● **Given problem**
Copy out all lines with the word "lever" in them.

Recorded data:
********************

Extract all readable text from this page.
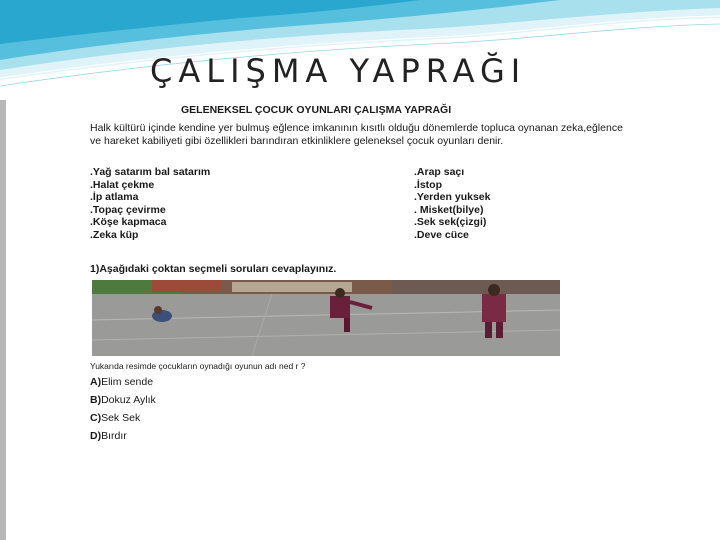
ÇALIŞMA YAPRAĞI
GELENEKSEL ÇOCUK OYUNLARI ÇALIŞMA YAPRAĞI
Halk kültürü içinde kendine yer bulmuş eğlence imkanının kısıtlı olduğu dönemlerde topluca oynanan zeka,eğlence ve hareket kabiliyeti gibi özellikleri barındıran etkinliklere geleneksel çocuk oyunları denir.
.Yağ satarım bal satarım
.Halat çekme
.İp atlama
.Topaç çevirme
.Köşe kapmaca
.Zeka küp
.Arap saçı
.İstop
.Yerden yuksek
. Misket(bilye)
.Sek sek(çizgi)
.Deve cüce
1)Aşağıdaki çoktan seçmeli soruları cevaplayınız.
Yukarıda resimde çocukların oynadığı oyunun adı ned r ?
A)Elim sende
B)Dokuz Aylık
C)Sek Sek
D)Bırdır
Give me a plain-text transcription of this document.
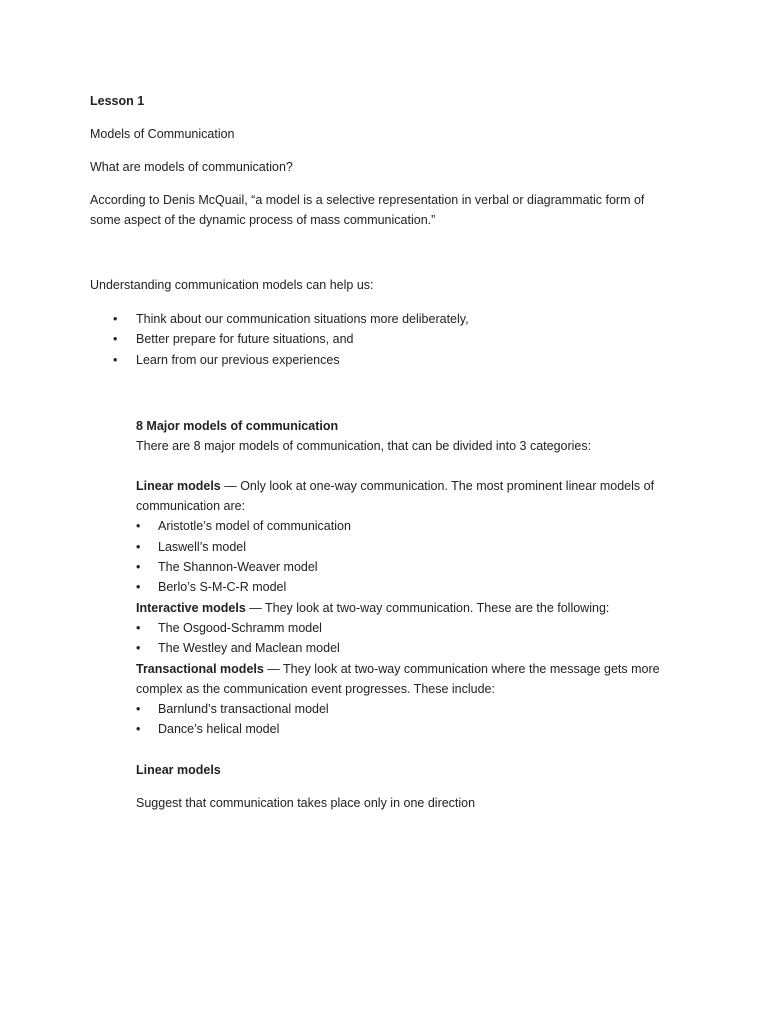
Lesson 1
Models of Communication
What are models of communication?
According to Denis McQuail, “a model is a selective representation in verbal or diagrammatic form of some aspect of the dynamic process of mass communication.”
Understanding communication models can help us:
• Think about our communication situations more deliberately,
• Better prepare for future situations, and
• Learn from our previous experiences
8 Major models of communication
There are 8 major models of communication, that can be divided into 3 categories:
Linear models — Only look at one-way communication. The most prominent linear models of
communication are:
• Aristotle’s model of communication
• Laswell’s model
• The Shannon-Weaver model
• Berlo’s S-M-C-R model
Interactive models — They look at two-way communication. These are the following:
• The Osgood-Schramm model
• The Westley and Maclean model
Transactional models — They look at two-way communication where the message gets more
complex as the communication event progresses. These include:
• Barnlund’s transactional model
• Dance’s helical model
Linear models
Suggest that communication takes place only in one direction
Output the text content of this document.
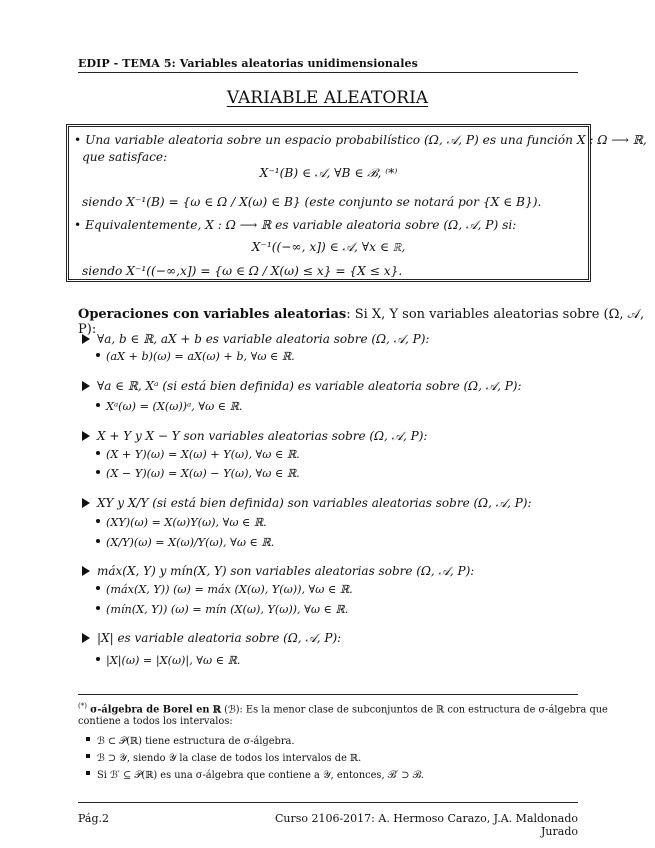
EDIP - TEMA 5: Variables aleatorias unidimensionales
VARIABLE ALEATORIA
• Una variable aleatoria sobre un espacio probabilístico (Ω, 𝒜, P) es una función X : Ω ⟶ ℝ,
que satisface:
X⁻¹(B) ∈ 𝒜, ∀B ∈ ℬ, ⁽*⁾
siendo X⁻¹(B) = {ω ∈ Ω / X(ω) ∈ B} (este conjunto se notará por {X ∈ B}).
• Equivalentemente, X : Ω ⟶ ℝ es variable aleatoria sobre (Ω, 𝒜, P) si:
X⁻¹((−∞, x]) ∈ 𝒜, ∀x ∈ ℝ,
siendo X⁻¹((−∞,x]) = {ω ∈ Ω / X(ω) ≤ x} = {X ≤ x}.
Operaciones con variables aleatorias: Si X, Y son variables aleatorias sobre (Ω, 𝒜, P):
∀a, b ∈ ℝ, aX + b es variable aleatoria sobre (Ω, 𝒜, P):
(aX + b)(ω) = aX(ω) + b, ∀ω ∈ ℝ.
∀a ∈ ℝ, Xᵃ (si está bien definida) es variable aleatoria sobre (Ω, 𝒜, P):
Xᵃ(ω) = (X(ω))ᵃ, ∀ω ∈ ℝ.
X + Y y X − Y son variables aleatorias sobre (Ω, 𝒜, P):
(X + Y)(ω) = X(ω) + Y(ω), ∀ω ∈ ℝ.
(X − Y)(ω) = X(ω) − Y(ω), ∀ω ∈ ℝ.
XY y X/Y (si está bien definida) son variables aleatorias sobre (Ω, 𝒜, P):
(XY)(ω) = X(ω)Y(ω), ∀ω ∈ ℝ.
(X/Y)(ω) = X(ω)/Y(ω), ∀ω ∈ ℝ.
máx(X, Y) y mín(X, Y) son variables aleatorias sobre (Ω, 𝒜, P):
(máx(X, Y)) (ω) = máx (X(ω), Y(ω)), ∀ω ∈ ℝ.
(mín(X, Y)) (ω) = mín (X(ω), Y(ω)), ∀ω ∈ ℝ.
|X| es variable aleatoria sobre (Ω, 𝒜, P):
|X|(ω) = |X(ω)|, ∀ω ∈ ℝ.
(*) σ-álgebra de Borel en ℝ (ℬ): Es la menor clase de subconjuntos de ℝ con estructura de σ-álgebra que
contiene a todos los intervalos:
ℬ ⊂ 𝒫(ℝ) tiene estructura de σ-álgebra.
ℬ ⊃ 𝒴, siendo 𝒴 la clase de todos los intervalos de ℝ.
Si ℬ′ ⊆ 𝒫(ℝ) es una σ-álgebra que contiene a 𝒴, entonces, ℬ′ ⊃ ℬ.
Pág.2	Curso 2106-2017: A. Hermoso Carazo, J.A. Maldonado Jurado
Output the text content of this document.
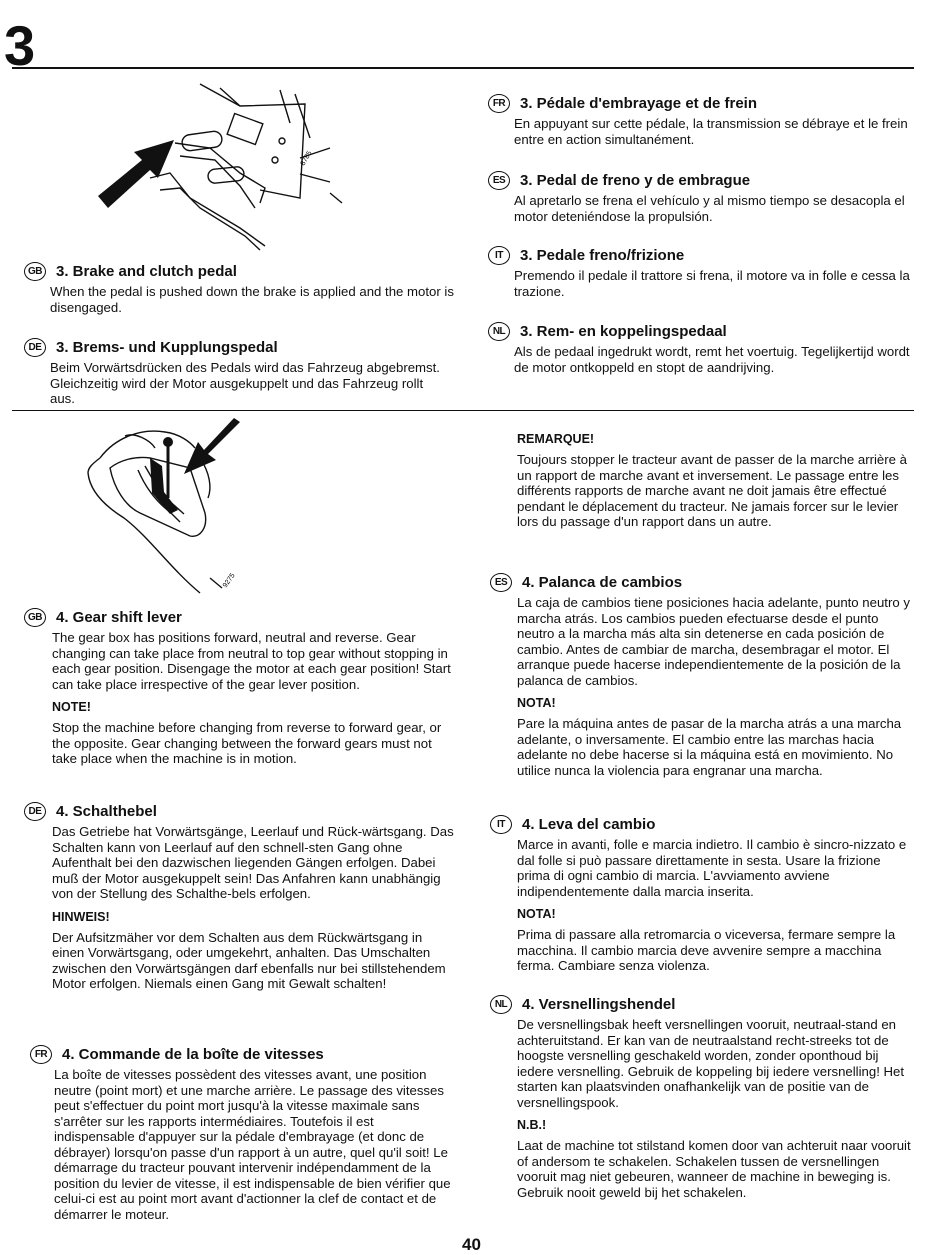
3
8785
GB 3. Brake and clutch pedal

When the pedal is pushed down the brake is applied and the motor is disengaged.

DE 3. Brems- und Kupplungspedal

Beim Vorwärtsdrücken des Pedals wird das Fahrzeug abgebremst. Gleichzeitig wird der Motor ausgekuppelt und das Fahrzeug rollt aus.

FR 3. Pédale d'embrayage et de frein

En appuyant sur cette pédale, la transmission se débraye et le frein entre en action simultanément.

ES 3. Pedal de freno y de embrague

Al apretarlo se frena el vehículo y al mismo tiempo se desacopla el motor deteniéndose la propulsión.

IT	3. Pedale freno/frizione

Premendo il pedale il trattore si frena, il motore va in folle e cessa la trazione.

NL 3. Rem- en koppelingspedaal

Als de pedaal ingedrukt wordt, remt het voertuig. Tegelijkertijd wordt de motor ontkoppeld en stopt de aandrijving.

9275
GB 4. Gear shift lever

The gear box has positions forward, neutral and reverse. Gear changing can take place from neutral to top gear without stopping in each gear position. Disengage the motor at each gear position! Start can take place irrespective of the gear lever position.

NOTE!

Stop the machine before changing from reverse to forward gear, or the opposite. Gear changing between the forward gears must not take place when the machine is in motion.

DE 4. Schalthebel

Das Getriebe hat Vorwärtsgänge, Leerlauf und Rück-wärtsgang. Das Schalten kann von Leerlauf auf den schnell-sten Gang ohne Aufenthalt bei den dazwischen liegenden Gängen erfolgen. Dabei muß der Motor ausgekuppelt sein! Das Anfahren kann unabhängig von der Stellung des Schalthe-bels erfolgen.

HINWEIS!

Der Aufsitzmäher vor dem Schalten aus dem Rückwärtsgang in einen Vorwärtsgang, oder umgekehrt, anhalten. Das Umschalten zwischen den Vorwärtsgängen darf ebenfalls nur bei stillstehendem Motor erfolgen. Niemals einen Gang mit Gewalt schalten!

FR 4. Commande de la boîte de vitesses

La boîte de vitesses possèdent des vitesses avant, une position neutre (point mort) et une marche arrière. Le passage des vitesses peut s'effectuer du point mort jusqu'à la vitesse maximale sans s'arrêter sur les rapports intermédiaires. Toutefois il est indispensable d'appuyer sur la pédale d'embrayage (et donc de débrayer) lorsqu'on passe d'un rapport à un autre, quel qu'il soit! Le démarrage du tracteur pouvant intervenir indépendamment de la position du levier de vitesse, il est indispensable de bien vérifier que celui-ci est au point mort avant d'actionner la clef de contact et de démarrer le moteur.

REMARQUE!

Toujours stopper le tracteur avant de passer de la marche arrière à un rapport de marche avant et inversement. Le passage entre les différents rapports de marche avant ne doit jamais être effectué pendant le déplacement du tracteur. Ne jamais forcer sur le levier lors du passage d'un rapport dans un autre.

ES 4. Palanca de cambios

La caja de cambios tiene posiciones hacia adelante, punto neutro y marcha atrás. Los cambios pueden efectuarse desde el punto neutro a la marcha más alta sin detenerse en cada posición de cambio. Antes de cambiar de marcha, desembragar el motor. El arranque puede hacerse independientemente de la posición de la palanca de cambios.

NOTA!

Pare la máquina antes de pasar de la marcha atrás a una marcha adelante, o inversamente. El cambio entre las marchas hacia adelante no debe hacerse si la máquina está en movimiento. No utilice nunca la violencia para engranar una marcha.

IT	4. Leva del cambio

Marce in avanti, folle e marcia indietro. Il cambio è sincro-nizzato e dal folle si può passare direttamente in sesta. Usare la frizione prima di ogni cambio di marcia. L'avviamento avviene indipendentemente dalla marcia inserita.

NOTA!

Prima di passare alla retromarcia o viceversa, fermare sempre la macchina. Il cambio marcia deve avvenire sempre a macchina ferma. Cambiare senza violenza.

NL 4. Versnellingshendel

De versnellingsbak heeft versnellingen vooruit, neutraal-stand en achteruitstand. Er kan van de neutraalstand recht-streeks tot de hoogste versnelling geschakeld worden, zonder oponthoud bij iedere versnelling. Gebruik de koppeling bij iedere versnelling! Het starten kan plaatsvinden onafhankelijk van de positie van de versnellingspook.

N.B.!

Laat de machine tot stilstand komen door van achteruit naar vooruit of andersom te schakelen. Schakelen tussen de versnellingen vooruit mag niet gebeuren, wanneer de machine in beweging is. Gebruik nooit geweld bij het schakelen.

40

********************

● **Solution to this task**
GB 4. Gear shift lever
The gear box has positions forward, neutral and reverse. Gear changing can take place from neutral to top gear without stopping in each gear position. Disengage the motor at each gear position! Start can take place irrespective of the gear lever position.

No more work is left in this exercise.